→ **Work to complete**: Count how many lines in the material below hold the word "color"; the reply is that number alone.

→ **Source records**:
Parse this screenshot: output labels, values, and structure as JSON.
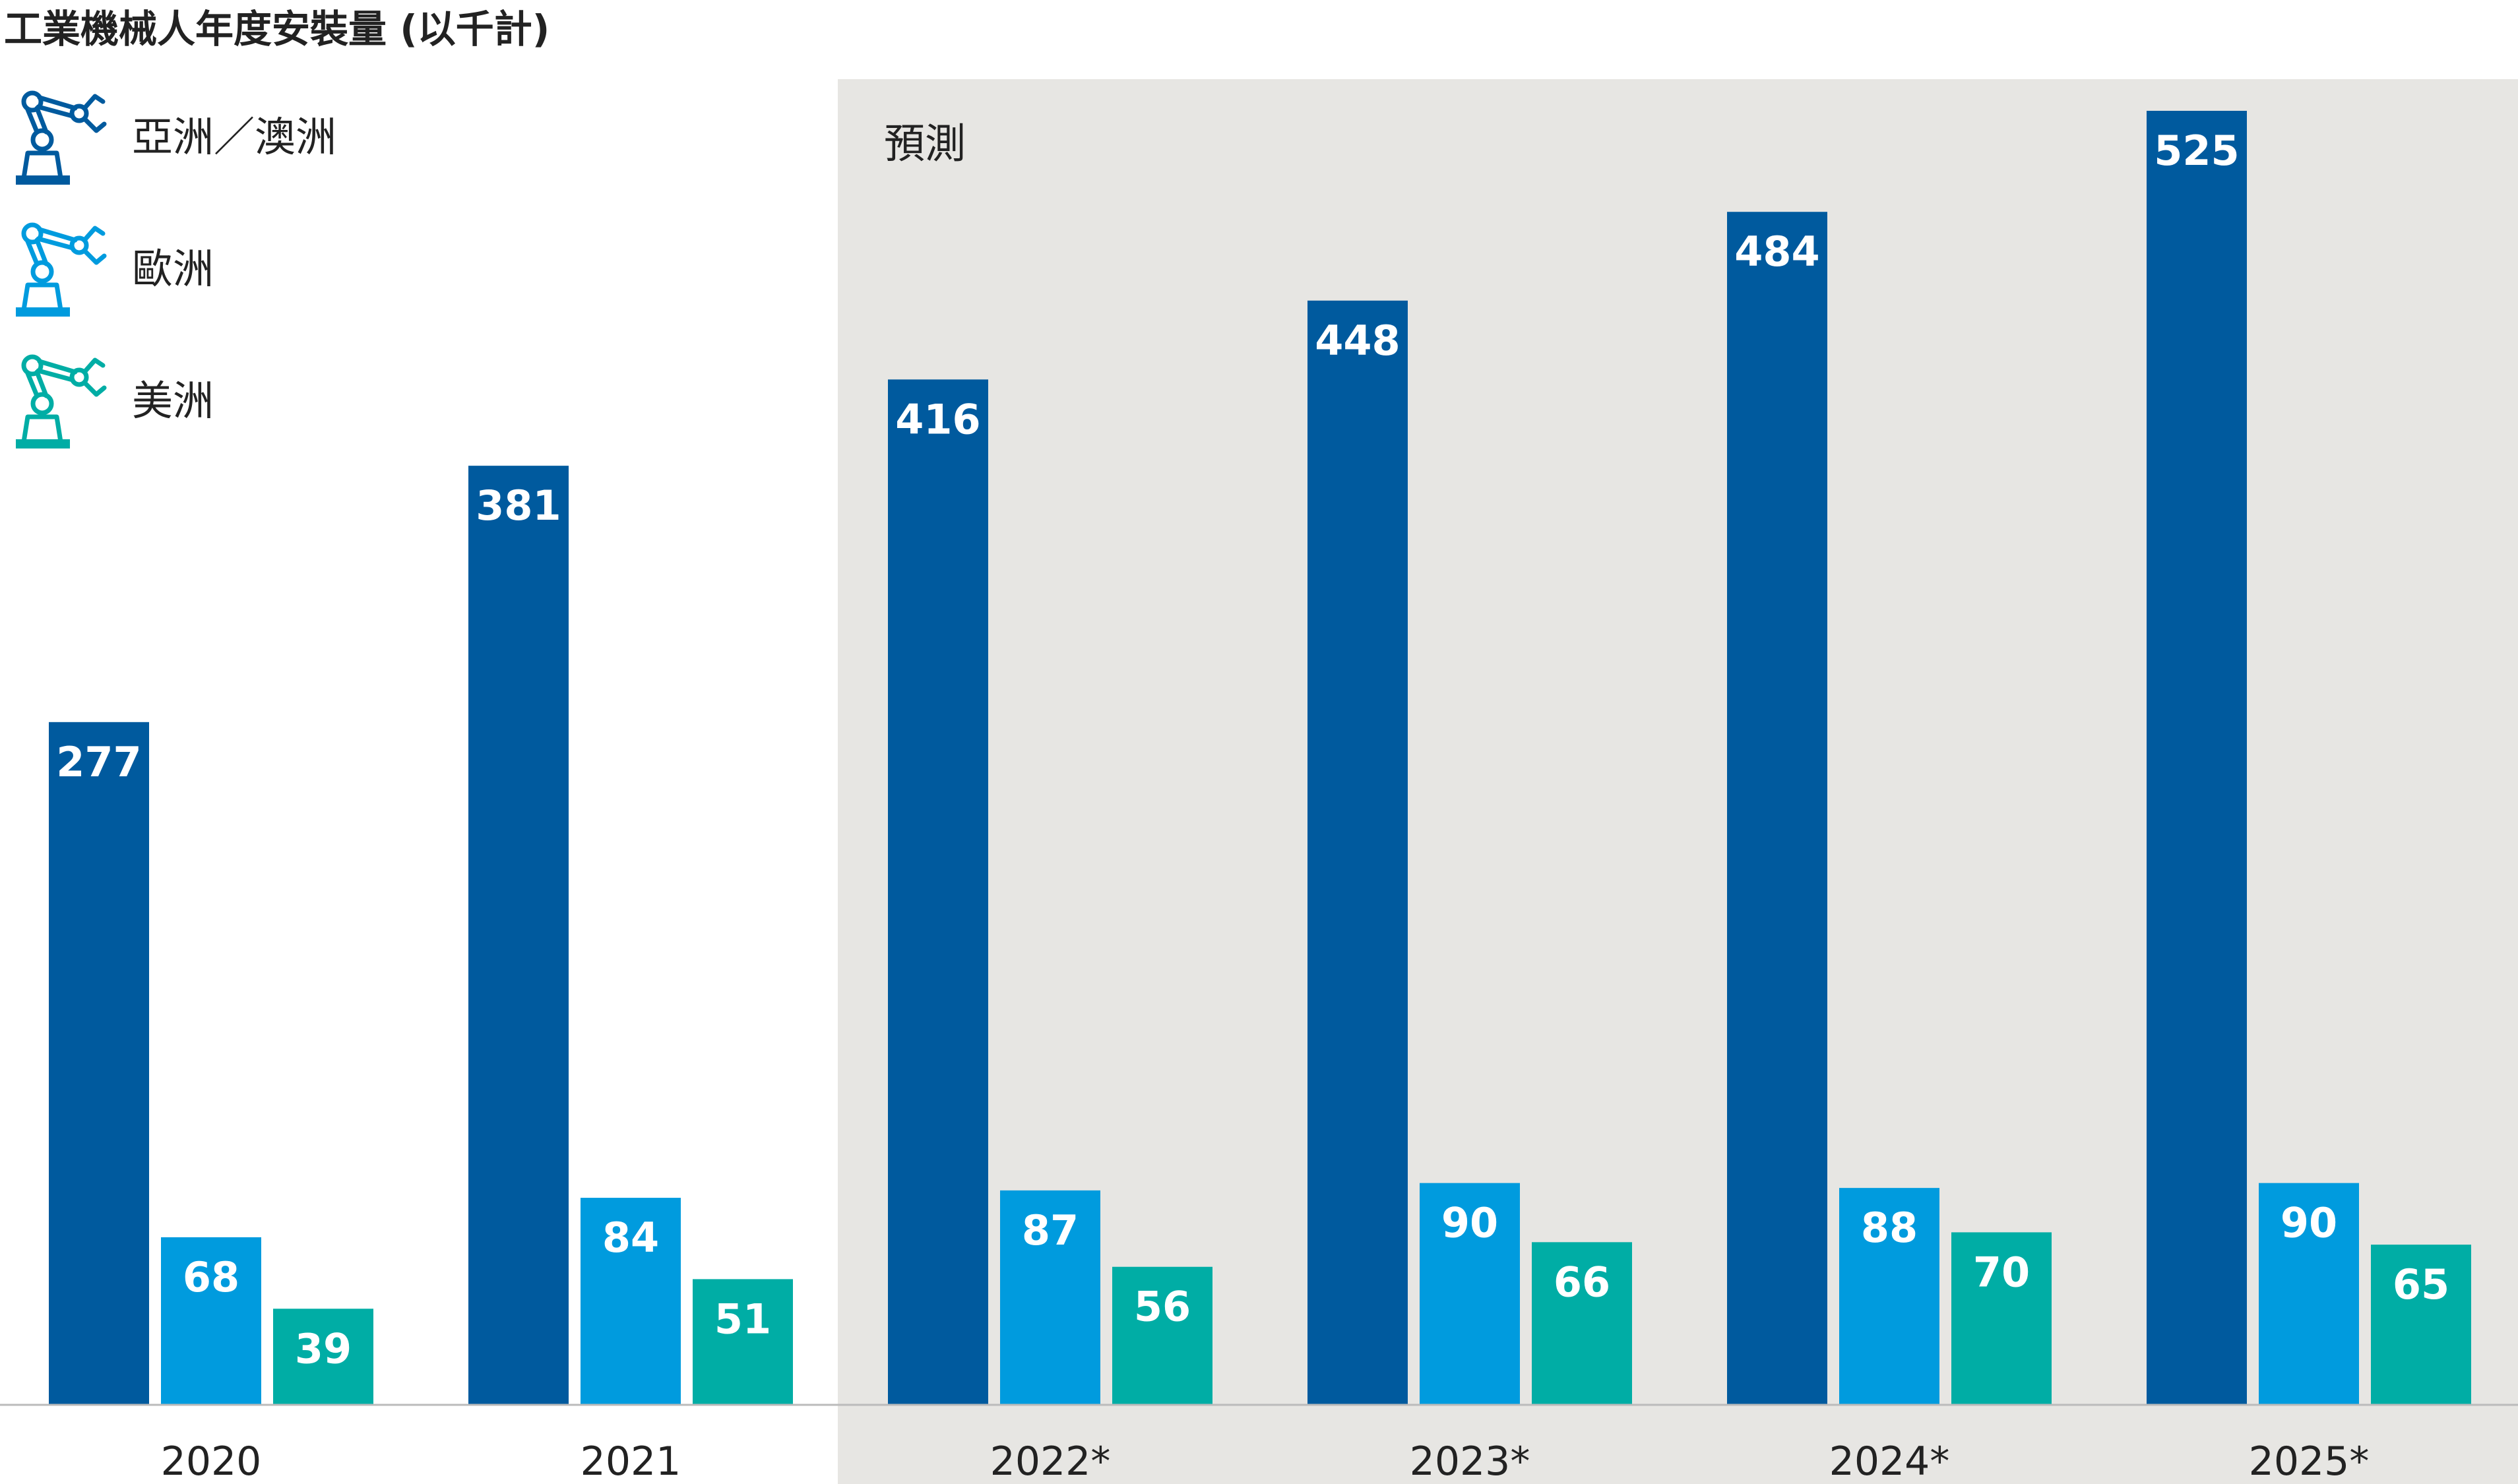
{
  "chart_data": {
    "type": "bar",
    "title": "工業機械人年度安裝量 (以千計)",
    "xlabel": "",
    "ylabel": "",
    "categories": [
      "2020",
      "2021",
      "2022*",
      "2023*",
      "2024*",
      "2025*"
    ],
    "series": [
      {
        "name": "亞洲／澳洲",
        "color": "#005A9E",
        "values": [
          277,
          381,
          416,
          448,
          484,
          525
        ]
      },
      {
        "name": "歐洲",
        "color": "#009BDE",
        "values": [
          68,
          84,
          87,
          90,
          88,
          90
        ]
      },
      {
        "name": "美洲",
        "color": "#00ADA5",
        "values": [
          39,
          51,
          56,
          66,
          70,
          65
        ]
      }
    ],
    "ylim": [
      0,
      525
    ],
    "grid": false,
    "legend": "top-left",
    "forecast": {
      "label": "預測",
      "from_category": "2022*",
      "background": "#E7E6E3"
    },
    "legend_icon": "robot-arm-icon"
  }
}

→ **Problem solution**: 3